- TASK DETAILS -
For every line in the records that has the word "Wyborczej", make a copy.

^^^^

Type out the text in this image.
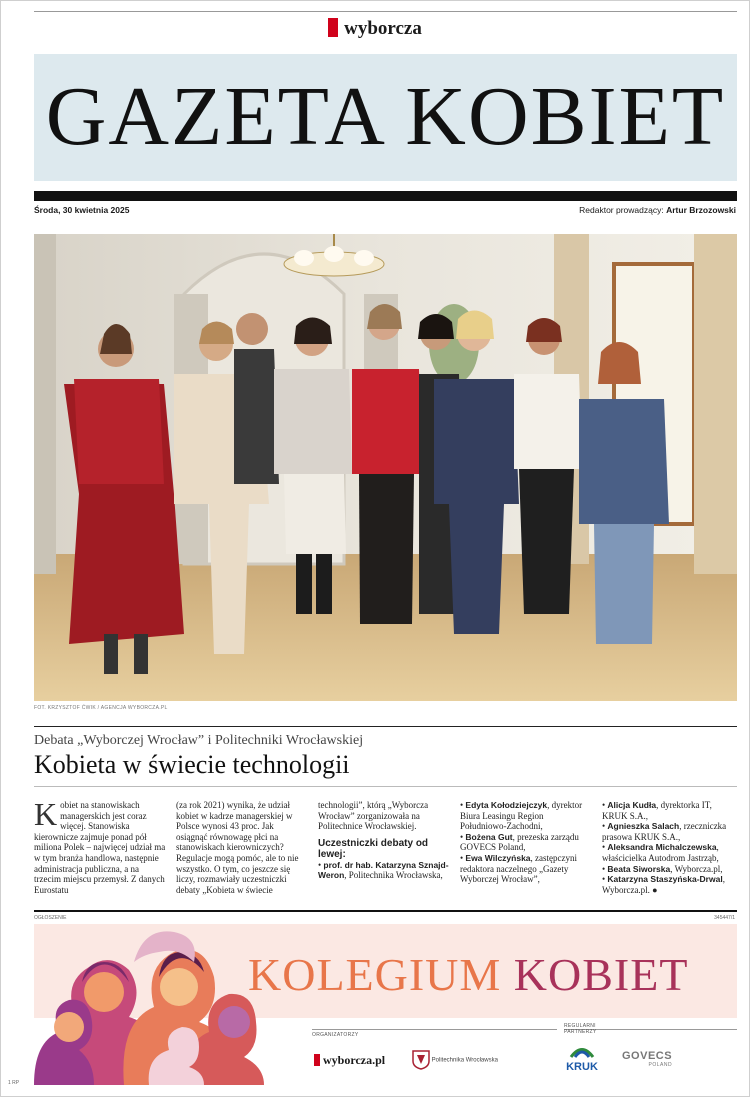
wyborcza
GAZETA KOBIET
Środa, 30 kwietnia 2025	Redaktor prowadzący: Artur Brzozowski
FOT. KRZYSZTOF ĆWIK / AGENCJA WYBORCZA.PL
Debata „Wyborczej Wrocław” i Politechniki Wrocławskiej
Kobieta w świecie technologii
Kobiet na stanowiskach managerskich jest coraz więcej. Stanowiska kierownicze zajmuje ponad pół miliona Polek – najwięcej udział ma w tym branża handlowa, następnie administracja publiczna, a na trzecim miejscu przemysł. Z danych Eurostatu
(za rok 2021) wynika, że udział kobiet w kadrze managerskiej w Polsce wynosi 43 proc. Jak osiągnąć równowagę płci na stanowiskach kierowniczych? Regulacje mogą pomóc, ale to nie wszystko. O tym, co jeszcze się liczy, rozmawiały uczestniczki debaty „Kobieta w świecie
technologii”, którą „Wyborcza Wrocław” zorganizowała na Politechnice Wrocławskiej.
Uczestniczki debaty od lewej:
• prof. dr hab. Katarzyna Sznajd-Weron, Politechnika Wrocławska,
• Edyta Kołodziejczyk, dyrektor Biura Leasingu Region Południowo-Zachodni,
• Bożena Gut, prezeska zarządu GOVECS Poland,
• Ewa Wilczyńska, zastępczyni redaktora naczelnego „Gazety Wyborczej Wrocław”,
• Alicja Kudła, dyrektorka IT, KRUK S.A.,
• Agnieszka Salach, rzeczniczka prasowa KRUK S.A.,
• Aleksandra Michalczewska, właścicielka Autodrom Jastrząb,
• Beata Siworska, Wyborcza.pl,
• Katarzyna Staszyńska-Drwal, Wyborcza.pl. ●
OGŁOSZENIE	345447/1
KOLEGIUM KOBIET
ORGANIZATORZY
REGULARNI PARTNERZY
wyborcza.pl	Politechnika Wrocławska
KRUK
GOVECS
POLAND
1 RP
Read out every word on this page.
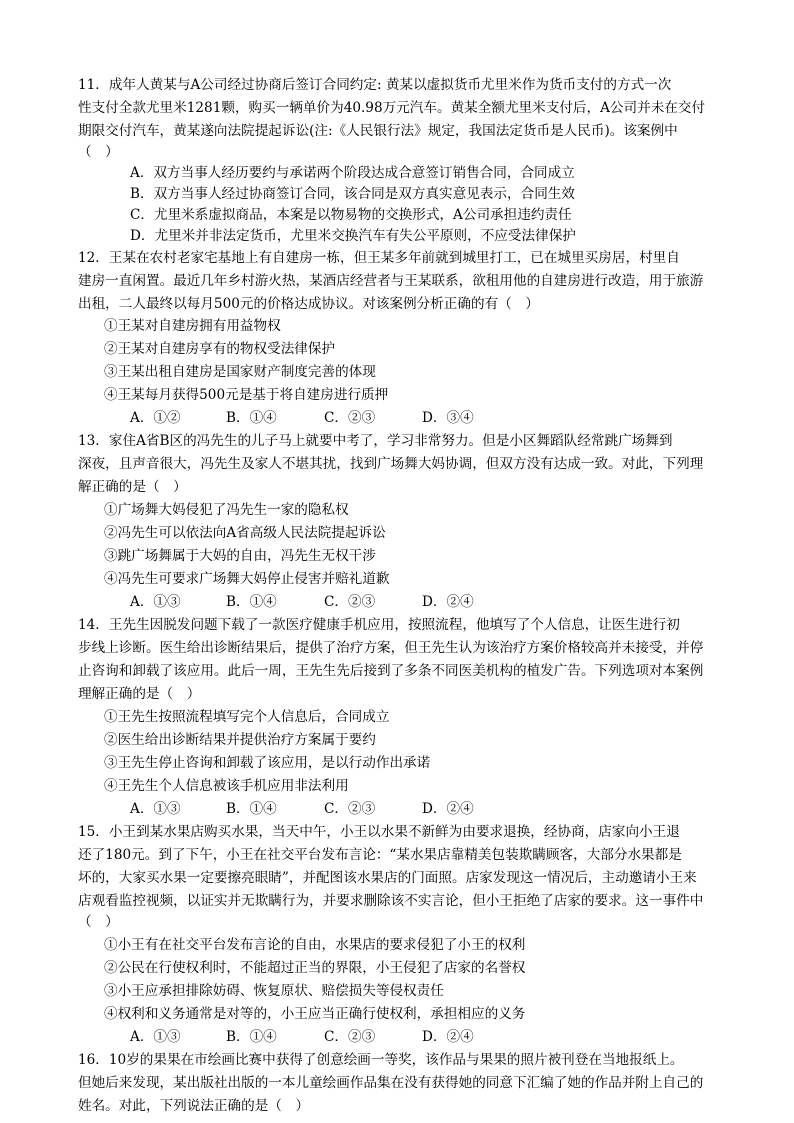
11．成年人黄某与A公司经过协商后签订合同约定: 黄某以虚拟货币尤里米作为货币支付的方式一次
性支付全款尤里米1281颗，购买一辆单价为40.98万元汽车。黄某全额尤里米支付后，A公司并未在交付
期限交付汽车，黄某遂向法院提起诉讼(注:《人民银行法》规定，我国法定货币是人民币)。该案例中
（　）
A．双方当事人经历要约与承诺两个阶段达成合意签订销售合同，合同成立
B．双方当事人经过协商签订合同，该合同是双方真实意见表示，合同生效
C．尤里米系虚拟商品，本案是以物易物的交换形式，A公司承担违约责任
D．尤里米并非法定货币，尤里米交换汽车有失公平原则，不应受法律保护
12．王某在农村老家宅基地上有自建房一栋，但王某多年前就到城里打工，已在城里买房居，村里自
建房一直闲置。最近几年乡村游火热，某酒店经营者与王某联系，欲租用他的自建房进行改造，用于旅游
出租，二人最终以每月500元的价格达成协议。对该案例分析正确的有（　）
①王某对自建房拥有用益物权
②王某对自建房享有的物权受法律保护
③王某出租自建房是国家财产制度完善的体现
④王某每月获得500元是基于将自建房进行质押
A．①②	B．①④	C．②③	D．③④
13．家住A省B区的冯先生的儿子马上就要中考了，学习非常努力。但是小区舞蹈队经常跳广场舞到
深夜，且声音很大，冯先生及家人不堪其扰，找到广场舞大妈协调，但双方没有达成一致。对此，下列理
解正确的是（　）
①广场舞大妈侵犯了冯先生一家的隐私权
②冯先生可以依法向A省高级人民法院提起诉讼
③跳广场舞属于大妈的自由，冯先生无权干涉
④冯先生可要求广场舞大妈停止侵害并赔礼道歉
A．①③	B．①④	C．②③	D．②④
14．王先生因脱发问题下载了一款医疗健康手机应用，按照流程，他填写了个人信息，让医生进行初
步线上诊断。医生给出诊断结果后，提供了治疗方案，但王先生认为该治疗方案价格较高并未接受，并停
止咨询和卸载了该应用。此后一周，王先生先后接到了多条不同医美机构的植发广告。下列选项对本案例
理解正确的是（　）
①王先生按照流程填写完个人信息后，合同成立
②医生给出诊断结果并提供治疗方案属于要约
③王先生停止咨询和卸载了该应用，是以行动作出承诺
④王先生个人信息被该手机应用非法利用
A．①③	B．①④	C．②③	D．②④
15．小王到某水果店购买水果，当天中午，小王以水果不新鲜为由要求退换，经协商，店家向小王退
还了180元。到了下午，小王在社交平台发布言论：“某水果店靠精美包装欺瞒顾客，大部分水果都是
坏的，大家买水果一定要擦亮眼睛”，并配图该水果店的门面照。店家发现这一情况后，主动邀请小王来
店观看监控视频，以证实并无欺瞒行为，并要求删除该不实言论，但小王拒绝了店家的要求。这一事件中
（　）
①小王有在社交平台发布言论的自由，水果店的要求侵犯了小王的权利
②公民在行使权利时，不能超过正当的界限，小王侵犯了店家的名誉权
③小王应承担排除妨碍、恢复原状、赔偿损失等侵权责任
④权利和义务通常是对等的，小王应当正确行使权利，承担相应的义务
A．①③	B．①④	C．②③	D．②④
16．10岁的果果在市绘画比赛中获得了创意绘画一等奖，该作品与果果的照片被刊登在当地报纸上。
但她后来发现，某出版社出版的一本儿童绘画作品集在没有获得她的同意下汇编了她的作品并附上自己的
姓名。对此，下列说法正确的是（　）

^^^^

- TASK OUTPUT -
Debata „Wyborczej Wrocław” i Politechniki Wrocławskiej
• Ewa Wilczyńska, zastępczyni redaktora naczelnego „Gazety Wyborczej Wrocław”,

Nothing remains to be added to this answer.